(Stored data entries)
start
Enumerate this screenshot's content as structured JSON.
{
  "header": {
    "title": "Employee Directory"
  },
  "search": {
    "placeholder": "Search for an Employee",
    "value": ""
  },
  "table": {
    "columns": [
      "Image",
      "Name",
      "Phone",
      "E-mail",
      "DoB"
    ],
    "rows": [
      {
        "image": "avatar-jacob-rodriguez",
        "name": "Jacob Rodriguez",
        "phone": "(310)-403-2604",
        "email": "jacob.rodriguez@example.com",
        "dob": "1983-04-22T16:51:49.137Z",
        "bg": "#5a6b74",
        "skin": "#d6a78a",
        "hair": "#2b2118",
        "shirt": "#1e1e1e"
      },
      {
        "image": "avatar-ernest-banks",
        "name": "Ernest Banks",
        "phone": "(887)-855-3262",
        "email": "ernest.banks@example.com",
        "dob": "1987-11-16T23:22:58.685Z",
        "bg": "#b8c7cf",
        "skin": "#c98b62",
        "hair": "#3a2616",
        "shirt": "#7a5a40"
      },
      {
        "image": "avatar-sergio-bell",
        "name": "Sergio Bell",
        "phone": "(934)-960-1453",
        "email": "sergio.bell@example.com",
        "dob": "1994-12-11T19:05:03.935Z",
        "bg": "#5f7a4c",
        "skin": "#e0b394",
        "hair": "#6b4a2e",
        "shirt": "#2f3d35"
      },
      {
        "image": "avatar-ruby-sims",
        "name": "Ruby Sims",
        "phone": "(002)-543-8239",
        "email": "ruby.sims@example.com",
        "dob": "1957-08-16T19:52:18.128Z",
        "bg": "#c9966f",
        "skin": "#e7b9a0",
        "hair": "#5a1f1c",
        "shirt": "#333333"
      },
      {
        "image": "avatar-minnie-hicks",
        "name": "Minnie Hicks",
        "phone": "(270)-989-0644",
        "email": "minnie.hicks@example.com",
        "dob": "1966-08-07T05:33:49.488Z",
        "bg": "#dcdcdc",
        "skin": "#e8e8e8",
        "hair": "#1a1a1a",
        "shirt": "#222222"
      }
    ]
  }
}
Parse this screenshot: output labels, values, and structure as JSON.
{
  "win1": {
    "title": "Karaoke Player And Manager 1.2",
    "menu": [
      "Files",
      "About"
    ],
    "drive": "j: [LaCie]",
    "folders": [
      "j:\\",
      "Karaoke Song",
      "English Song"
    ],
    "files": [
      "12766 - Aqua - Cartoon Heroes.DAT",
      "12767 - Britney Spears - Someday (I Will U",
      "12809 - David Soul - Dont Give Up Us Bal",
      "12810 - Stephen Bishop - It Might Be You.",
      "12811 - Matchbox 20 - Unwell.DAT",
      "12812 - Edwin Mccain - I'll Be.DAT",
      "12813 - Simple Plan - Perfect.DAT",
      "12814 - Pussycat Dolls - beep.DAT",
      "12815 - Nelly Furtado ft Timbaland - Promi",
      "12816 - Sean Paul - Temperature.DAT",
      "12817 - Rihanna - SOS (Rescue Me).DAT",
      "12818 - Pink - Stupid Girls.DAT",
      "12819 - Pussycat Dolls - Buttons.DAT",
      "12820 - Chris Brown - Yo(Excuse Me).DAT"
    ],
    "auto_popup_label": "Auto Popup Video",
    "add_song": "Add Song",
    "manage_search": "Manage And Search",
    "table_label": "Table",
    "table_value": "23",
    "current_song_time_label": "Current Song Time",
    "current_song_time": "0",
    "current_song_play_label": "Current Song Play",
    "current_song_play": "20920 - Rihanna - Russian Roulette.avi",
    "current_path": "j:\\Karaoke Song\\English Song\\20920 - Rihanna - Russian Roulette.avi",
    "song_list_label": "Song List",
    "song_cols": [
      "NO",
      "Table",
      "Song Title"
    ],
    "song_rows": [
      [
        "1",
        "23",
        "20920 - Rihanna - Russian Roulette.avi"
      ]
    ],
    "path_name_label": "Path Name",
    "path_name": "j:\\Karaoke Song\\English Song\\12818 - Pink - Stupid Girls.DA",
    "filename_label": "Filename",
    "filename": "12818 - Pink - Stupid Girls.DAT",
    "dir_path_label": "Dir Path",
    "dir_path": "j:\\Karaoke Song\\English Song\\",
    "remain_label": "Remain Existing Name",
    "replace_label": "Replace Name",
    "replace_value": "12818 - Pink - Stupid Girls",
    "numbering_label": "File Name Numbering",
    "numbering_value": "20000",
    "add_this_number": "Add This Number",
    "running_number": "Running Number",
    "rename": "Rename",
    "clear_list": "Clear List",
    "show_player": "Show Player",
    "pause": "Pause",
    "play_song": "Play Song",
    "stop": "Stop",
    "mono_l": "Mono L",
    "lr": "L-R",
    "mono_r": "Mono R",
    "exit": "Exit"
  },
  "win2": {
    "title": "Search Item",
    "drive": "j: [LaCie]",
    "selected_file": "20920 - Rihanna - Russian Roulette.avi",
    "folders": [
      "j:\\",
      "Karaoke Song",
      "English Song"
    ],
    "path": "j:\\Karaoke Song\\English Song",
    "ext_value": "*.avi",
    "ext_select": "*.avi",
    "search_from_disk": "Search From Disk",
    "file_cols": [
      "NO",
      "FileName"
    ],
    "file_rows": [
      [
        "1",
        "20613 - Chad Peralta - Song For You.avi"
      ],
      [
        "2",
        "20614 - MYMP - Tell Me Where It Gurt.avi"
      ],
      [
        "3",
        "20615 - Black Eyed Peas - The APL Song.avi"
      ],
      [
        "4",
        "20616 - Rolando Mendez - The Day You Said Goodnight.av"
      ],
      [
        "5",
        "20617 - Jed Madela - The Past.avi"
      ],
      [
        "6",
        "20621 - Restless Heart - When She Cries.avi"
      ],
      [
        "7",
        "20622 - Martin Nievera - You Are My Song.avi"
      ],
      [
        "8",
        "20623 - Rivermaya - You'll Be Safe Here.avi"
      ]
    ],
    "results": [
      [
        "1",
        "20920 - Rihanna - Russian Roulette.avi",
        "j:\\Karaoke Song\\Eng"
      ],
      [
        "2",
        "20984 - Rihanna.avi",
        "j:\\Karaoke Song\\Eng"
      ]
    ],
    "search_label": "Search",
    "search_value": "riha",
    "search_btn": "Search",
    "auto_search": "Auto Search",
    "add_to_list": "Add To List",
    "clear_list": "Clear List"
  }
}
end
| Exercise details |
Extract all lines from the data in which "Pussycat" is found.

| Reply to the task |
      "12814 - Pussycat Dolls - beep.DAT",
      "12819 - Pussycat Dolls - Buttons.DAT",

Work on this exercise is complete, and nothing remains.